* **What to work on**
Check every line of the entries below for the word "name", and copy the ones that have it.

* **Exercise materials**
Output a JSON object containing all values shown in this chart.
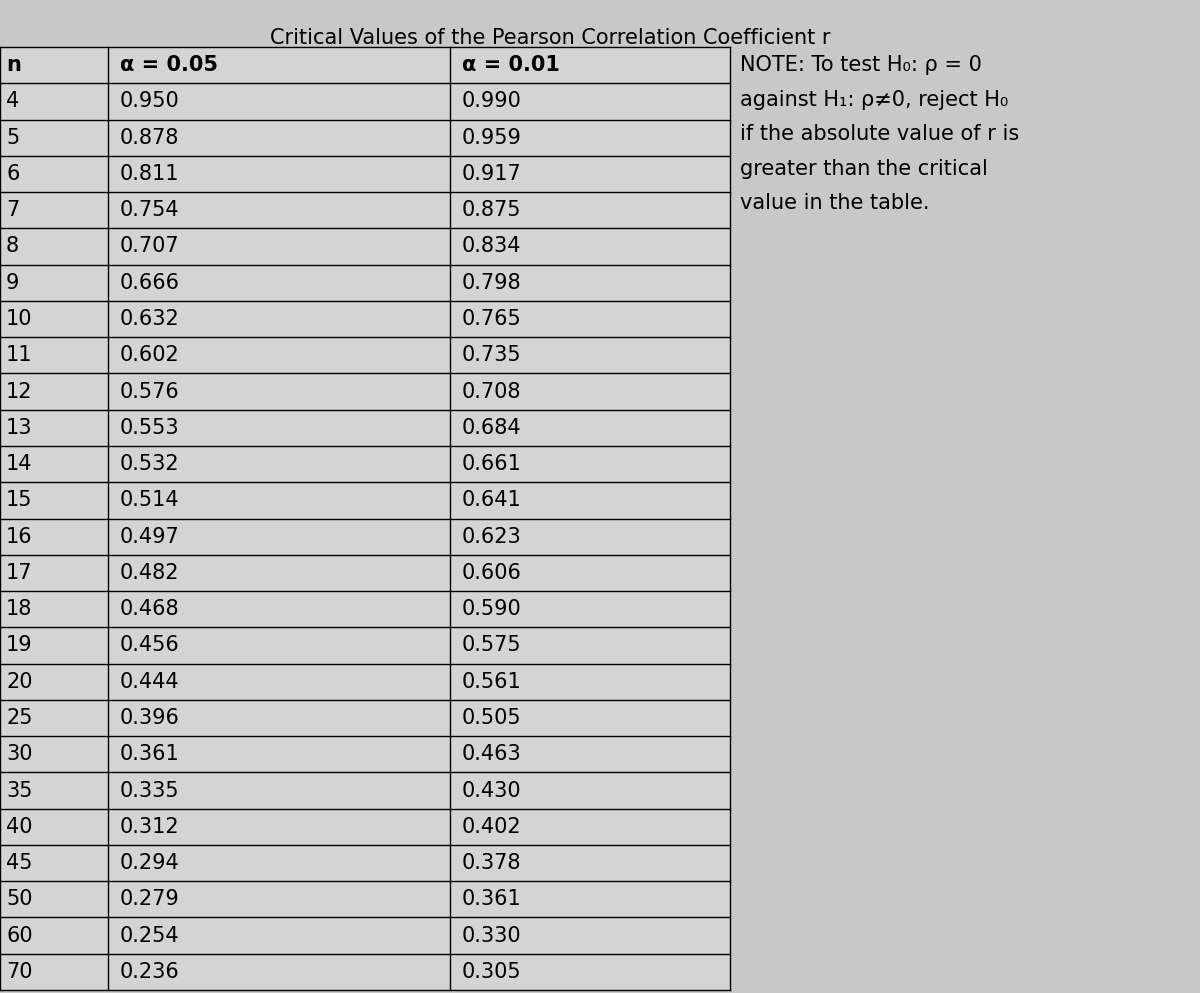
{
  "title": "Critical Values of the Pearson Correlation Coefficient r",
  "col_headers": [
    "n",
    "α = 0.05",
    "α = 0.01"
  ],
  "note_line1": "NOTE: To test H",
  "note_line1_sub": "0",
  "note_line1_rest": ": ρ = 0",
  "note_line2": "against H",
  "note_line2_sub": "1",
  "note_line2_rest": ": ρ≠0, reject H",
  "note_line2_end": "0",
  "note_line3": "if the absolute value of r is",
  "note_line4": "greater than the critical",
  "note_line5": "value in the table.",
  "rows": [
    [
      "4",
      "0.950",
      "0.990"
    ],
    [
      "5",
      "0.878",
      "0.959"
    ],
    [
      "6",
      "0.811",
      "0.917"
    ],
    [
      "7",
      "0.754",
      "0.875"
    ],
    [
      "8",
      "0.707",
      "0.834"
    ],
    [
      "9",
      "0.666",
      "0.798"
    ],
    [
      "10",
      "0.632",
      "0.765"
    ],
    [
      "11",
      "0.602",
      "0.735"
    ],
    [
      "12",
      "0.576",
      "0.708"
    ],
    [
      "13",
      "0.553",
      "0.684"
    ],
    [
      "14",
      "0.532",
      "0.661"
    ],
    [
      "15",
      "0.514",
      "0.641"
    ],
    [
      "16",
      "0.497",
      "0.623"
    ],
    [
      "17",
      "0.482",
      "0.606"
    ],
    [
      "18",
      "0.468",
      "0.590"
    ],
    [
      "19",
      "0.456",
      "0.575"
    ],
    [
      "20",
      "0.444",
      "0.561"
    ],
    [
      "25",
      "0.396",
      "0.505"
    ],
    [
      "30",
      "0.361",
      "0.463"
    ],
    [
      "35",
      "0.335",
      "0.430"
    ],
    [
      "40",
      "0.312",
      "0.402"
    ],
    [
      "45",
      "0.294",
      "0.378"
    ],
    [
      "50",
      "0.279",
      "0.361"
    ],
    [
      "60",
      "0.254",
      "0.330"
    ],
    [
      "70",
      "0.236",
      "0.305"
    ]
  ],
  "fig_bg": "#c8c8c8",
  "table_bg": "#d4d4d4",
  "border_color": "#000000",
  "text_color": "#000000",
  "title_fontsize": 15,
  "header_fontsize": 15,
  "cell_fontsize": 15,
  "note_fontsize": 15
}
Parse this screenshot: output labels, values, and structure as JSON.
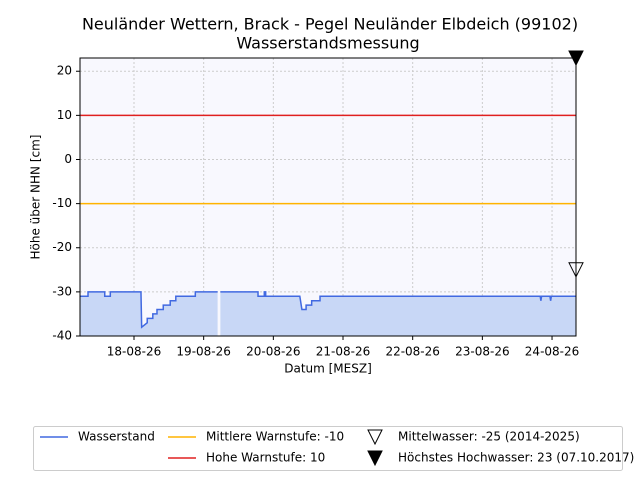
{
  "chart_data": {
    "type": "line",
    "title": "Neuländer Wettern, Brack - Pegel Neuländer Elbdeich (99102)",
    "subtitle": "Wasserstandsmessung",
    "xlabel": "Datum [MESZ]",
    "ylabel": "Höhe über NHN [cm]",
    "xlim": [
      17.225,
      24.344
    ],
    "ylim": [
      -40,
      23
    ],
    "xticks": [
      {
        "value": 18,
        "label": "18-08-26"
      },
      {
        "value": 19,
        "label": "19-08-26"
      },
      {
        "value": 20,
        "label": "20-08-26"
      },
      {
        "value": 21,
        "label": "21-08-26"
      },
      {
        "value": 22,
        "label": "22-08-26"
      },
      {
        "value": 23,
        "label": "23-08-26"
      },
      {
        "value": 24,
        "label": "24-08-26"
      }
    ],
    "yticks": [
      -40,
      -30,
      -20,
      -10,
      0,
      10,
      20
    ],
    "grid": true,
    "series": [
      {
        "name": "Wasserstand",
        "color": "#4169e1",
        "fill_color": "#c8d7f6",
        "x": [
          17.225,
          17.34,
          17.34,
          17.58,
          17.58,
          17.66,
          17.66,
          18.1,
          18.11,
          18.19,
          18.19,
          18.27,
          18.27,
          18.33,
          18.33,
          18.42,
          18.42,
          18.52,
          18.52,
          18.6,
          18.6,
          18.88,
          18.88,
          19.2,
          19.22,
          19.24,
          19.78,
          19.78,
          19.87,
          19.87,
          19.89,
          19.89,
          20.38,
          20.41,
          20.47,
          20.47,
          20.55,
          20.55,
          20.67,
          20.67,
          23.83,
          23.84,
          23.85,
          23.97,
          23.98,
          23.99,
          24.344
        ],
        "values": [
          -31,
          -31,
          -30,
          -30,
          -31,
          -31,
          -30,
          -30,
          -38,
          -37,
          -36,
          -36,
          -35,
          -35,
          -34,
          -34,
          -33,
          -33,
          -32,
          -32,
          -31,
          -31,
          -30,
          -30,
          null,
          -30,
          -30,
          -31,
          -31,
          -30,
          -30,
          -31,
          -31,
          -34,
          -34,
          -33,
          -33,
          -32,
          -32,
          -31,
          -31,
          -32,
          -31,
          -31,
          -32,
          -31,
          -31
        ]
      }
    ],
    "hlines": [
      {
        "name": "Mittlere Warnstufe: -10",
        "value": -10,
        "color": "#ffb300"
      },
      {
        "name": "Hohe Warnstufe: 10",
        "value": 10,
        "color": "#e02020"
      }
    ],
    "markers": [
      {
        "name": "Mittelwasser: -25 (2014-2025)",
        "value": -25,
        "filled": false
      },
      {
        "name": "Höchstes Hochwasser: 23 (07.10.2017)",
        "value": 23,
        "filled": true
      }
    ]
  }
}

* **The solution**
        "name": "Wasserstand",
        "name": "Mittlere Warnstufe: -10",
        "name": "Hohe Warnstufe: 10",
        "name": "Mittelwasser: -25 (2014-2025)",
        "name": "Höchstes Hochwasser: 23 (07.10.2017)",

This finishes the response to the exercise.